▶ Task list:
1 – According to the citizen journalism excerpt, how many of the 64 sites studied had ceased operation within six months of the data collection?
2 – Please edit the stretch of the citizen journalism excerpt from "RQ2 asked how" through "(see Table 2).", putting "weblogs" in place of "blogs".

▶ Extract to read:
++++++++

However, in subsamples as small as five markets, a single unusual case can distort the results. In the “medium” market group, Richmond, Virginia, had a highly developed, linked network of neighborhood citizen journalism sites dating to 2007, so Richmond citizen news sites actually outnumbered citizen blogs.
RQ2 asked how many of the sites in this study continued to exist six months after they were initially identified.
Within six months of the data collection for this study, 9 of the 64 sites studied had ceased operation, meaning 86% were still functioning. More (7) of the study’s blogs had ceased, meaning 82% of them were still active. Two news sites, or 8% of the sampled news sites, had become inactive.
Proponents of citizen journalism have argued that the technological capabilities of the Web and Internet are central to the appeal and success of citizen journalism efforts. RQ3 asked about how these citizen journalism sites capitalized on technological features inherent to the Internet, ranging from contacting the sites to contributing material, to downloading material (see Table 2).

++++++++

▶ Entries:
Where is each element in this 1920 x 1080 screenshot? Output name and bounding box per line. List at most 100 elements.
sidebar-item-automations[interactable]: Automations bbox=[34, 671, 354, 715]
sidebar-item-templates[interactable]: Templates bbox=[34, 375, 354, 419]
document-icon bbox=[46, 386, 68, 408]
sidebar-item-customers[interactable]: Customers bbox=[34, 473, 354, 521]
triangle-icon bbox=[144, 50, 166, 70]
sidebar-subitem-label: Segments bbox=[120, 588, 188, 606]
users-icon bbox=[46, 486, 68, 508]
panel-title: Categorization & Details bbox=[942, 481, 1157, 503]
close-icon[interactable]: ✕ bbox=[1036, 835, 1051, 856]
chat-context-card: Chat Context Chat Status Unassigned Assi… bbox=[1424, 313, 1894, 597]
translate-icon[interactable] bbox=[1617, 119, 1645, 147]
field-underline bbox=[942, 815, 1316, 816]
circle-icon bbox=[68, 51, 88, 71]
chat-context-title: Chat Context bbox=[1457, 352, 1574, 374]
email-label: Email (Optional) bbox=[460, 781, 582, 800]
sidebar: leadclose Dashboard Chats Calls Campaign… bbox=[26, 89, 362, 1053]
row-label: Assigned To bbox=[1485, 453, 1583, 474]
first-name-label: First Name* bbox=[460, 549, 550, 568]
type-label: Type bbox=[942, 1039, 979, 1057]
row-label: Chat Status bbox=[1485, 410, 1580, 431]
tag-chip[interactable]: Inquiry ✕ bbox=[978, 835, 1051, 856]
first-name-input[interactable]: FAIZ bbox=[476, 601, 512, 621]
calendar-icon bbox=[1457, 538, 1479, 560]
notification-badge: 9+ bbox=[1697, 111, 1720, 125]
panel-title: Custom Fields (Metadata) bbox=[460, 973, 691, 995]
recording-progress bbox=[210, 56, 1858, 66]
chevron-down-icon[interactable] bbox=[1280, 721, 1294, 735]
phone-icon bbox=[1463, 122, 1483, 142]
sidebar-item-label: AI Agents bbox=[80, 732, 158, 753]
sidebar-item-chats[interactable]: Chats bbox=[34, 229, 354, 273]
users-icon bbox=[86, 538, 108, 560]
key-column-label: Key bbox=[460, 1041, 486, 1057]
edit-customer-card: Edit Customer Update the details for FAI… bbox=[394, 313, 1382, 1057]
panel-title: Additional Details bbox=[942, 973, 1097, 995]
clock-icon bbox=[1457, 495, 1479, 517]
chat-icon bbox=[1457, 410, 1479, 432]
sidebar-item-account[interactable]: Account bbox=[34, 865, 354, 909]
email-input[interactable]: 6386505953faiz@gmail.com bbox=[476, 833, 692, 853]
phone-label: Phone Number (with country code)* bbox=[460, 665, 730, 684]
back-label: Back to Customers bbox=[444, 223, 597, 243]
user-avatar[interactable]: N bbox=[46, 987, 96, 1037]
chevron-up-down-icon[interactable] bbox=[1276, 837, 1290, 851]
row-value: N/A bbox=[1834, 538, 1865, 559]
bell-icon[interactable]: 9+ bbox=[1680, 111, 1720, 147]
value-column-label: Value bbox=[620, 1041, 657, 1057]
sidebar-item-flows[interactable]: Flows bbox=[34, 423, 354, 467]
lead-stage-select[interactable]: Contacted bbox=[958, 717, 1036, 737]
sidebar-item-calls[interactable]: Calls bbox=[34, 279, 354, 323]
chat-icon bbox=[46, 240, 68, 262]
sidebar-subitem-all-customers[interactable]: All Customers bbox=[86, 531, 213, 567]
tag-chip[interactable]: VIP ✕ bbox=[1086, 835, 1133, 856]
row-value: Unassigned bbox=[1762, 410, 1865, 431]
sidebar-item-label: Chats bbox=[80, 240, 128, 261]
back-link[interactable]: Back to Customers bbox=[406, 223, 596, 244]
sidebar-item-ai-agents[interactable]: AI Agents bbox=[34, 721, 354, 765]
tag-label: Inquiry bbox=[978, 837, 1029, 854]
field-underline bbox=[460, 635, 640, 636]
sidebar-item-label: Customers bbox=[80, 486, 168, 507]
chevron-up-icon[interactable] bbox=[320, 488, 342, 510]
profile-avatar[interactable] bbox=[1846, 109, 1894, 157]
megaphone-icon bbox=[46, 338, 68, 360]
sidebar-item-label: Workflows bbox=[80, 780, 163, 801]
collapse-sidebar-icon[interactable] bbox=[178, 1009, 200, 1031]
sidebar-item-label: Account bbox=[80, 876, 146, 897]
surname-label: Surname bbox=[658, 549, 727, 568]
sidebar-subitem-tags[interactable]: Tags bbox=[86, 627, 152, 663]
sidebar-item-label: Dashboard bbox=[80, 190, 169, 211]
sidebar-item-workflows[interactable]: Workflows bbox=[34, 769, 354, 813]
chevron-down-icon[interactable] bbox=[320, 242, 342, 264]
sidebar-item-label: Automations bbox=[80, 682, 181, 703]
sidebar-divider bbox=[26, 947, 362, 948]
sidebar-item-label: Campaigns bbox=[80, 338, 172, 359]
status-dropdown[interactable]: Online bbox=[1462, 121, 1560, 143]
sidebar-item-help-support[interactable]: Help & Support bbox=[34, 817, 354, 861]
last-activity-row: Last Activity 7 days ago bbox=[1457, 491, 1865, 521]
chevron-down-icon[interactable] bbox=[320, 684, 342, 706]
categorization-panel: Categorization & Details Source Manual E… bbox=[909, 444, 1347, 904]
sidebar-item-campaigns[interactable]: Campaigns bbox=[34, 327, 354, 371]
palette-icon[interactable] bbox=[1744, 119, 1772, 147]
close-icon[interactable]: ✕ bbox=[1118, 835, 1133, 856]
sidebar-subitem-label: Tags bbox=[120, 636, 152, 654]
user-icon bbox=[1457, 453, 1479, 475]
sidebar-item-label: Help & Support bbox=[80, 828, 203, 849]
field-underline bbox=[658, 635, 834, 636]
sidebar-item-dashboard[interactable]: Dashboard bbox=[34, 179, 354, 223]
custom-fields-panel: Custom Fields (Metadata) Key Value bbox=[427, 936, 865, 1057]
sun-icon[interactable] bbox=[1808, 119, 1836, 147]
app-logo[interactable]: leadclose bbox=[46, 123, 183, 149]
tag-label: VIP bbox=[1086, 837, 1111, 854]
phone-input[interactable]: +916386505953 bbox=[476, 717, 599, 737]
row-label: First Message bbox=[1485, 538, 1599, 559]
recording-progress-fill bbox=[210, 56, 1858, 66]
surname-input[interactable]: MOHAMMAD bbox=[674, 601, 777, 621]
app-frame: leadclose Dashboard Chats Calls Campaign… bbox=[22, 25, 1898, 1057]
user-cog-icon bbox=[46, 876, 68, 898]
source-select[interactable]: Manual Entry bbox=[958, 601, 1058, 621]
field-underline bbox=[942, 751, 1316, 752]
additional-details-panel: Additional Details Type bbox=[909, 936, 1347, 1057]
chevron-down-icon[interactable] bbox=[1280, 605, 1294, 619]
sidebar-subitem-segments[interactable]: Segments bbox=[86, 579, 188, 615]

++++++++

▶ Outputs:
1 – 9 of the 64 sites

2 –
RQ2 asked how many of the sites in this study continued to exist six months after they were initially identified.
Within six months of the data collection for this study, 9 of the 64 sites studied had ceased operation, meaning 86% were still functioning. More (7) of the study’s weblogs had ceased, meaning 82% of them were still active. Two news sites, or 8% of the sampled news sites, had become inactive.
Proponents of citizen journalism have argued that the technological capabilities of the Web and Internet are central to the appeal and success of citizen journalism efforts. RQ3 asked about how these citizen journalism sites capitalized on technological features inherent to the Internet, ranging from contacting the sites to contributing material, to downloading material (see Table 2).